**Exercise requirements:** In the listing below, identify each line with the word "preço" and return those lines.

**Given information:**
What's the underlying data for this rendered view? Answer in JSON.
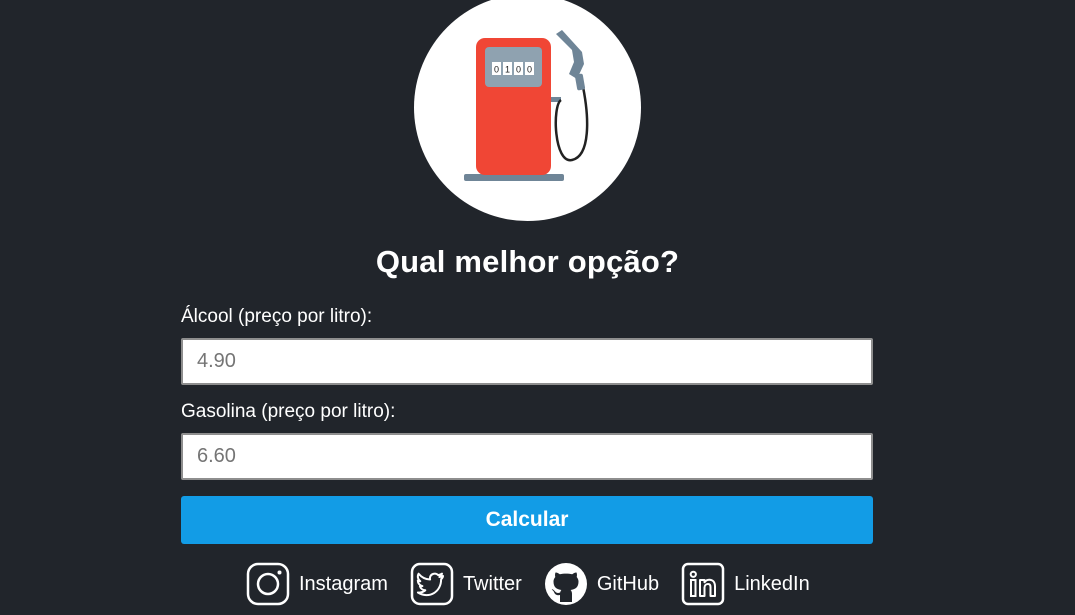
{
  "logo": {
    "icon": "gas-pump-icon",
    "counter_digits": [
      "0",
      "1",
      "0",
      "0"
    ],
    "colors": {
      "pump": "#f04635",
      "grey": "#6f8597",
      "background": "#ffffff"
    }
  },
  "form": {
    "title": "Qual melhor opção?",
    "alcohol": {
      "label": "Álcool (preço por litro):",
      "placeholder": "4.90",
      "value": ""
    },
    "gasoline": {
      "label": "Gasolina (preço por litro):",
      "placeholder": "6.60",
      "value": ""
    },
    "submit_label": "Calcular"
  },
  "socials": [
    {
      "icon": "instagram-icon",
      "label": "Instagram"
    },
    {
      "icon": "twitter-icon",
      "label": "Twitter"
    },
    {
      "icon": "github-icon",
      "label": "GitHub"
    },
    {
      "icon": "linkedin-icon",
      "label": "LinkedIn"
    }
  ],
  "colors": {
    "background": "#21252b",
    "button": "#129ce6",
    "text": "#ffffff"
  }
}
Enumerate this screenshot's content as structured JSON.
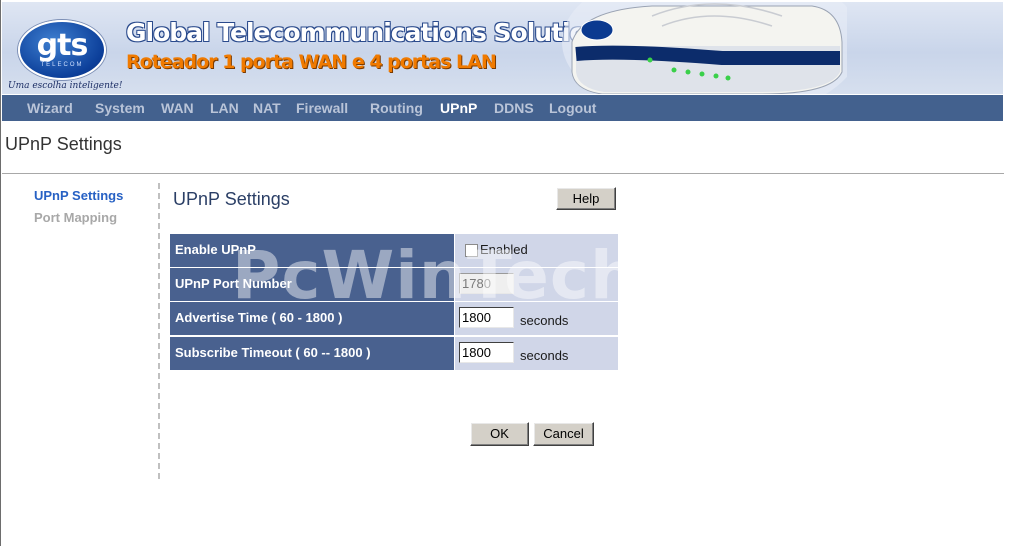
{
  "banner": {
    "logo_text": "gts",
    "logo_subtext": "TELECOM",
    "slogan": "Uma escolha inteligente!",
    "title": "Global Telecommunications Solutions",
    "subtitle": "Roteador 1 porta WAN e 4 portas LAN"
  },
  "nav": {
    "items": [
      "Wizard",
      "System",
      "WAN",
      "LAN",
      "NAT",
      "Firewall",
      "Routing",
      "UPnP",
      "DDNS",
      "Logout"
    ],
    "active": "UPnP"
  },
  "page": {
    "title": "UPnP Settings"
  },
  "sidebar": {
    "items": [
      {
        "label": "UPnP Settings"
      },
      {
        "label": "Port Mapping"
      }
    ]
  },
  "content": {
    "title": "UPnP Settings",
    "help_label": "Help",
    "fields": [
      {
        "label": "Enable UPnP",
        "checkbox_label": "Enabled",
        "checked": false
      },
      {
        "label": "UPnP Port Number",
        "value": "1780"
      },
      {
        "label": "Advertise Time ( 60 - 1800 )",
        "value": "1800",
        "unit": "seconds"
      },
      {
        "label": "Subscribe Timeout ( 60 -- 1800 )",
        "value": "1800",
        "unit": "seconds"
      }
    ],
    "ok_label": "OK",
    "cancel_label": "Cancel"
  },
  "watermark": "PcWinTech.com",
  "colors": {
    "nav_bg": "#43618e",
    "label_bg": "#49618f",
    "value_bg": "#d0d6e8",
    "link_active": "#2761c4",
    "orange_subtitle": "#f07a00"
  }
}
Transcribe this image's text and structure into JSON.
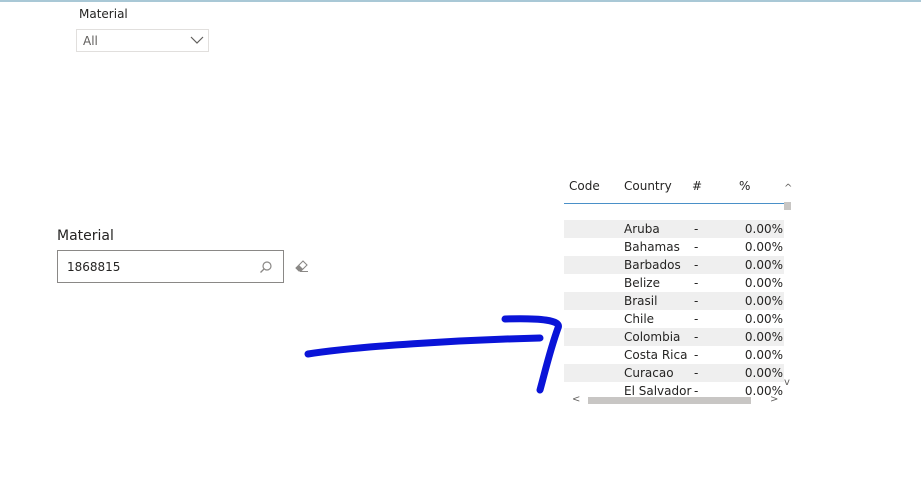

**Result of the exercise:**
      "label": "Álcool (preço por litro):",
      "label": "Gasolina (preço por litro):",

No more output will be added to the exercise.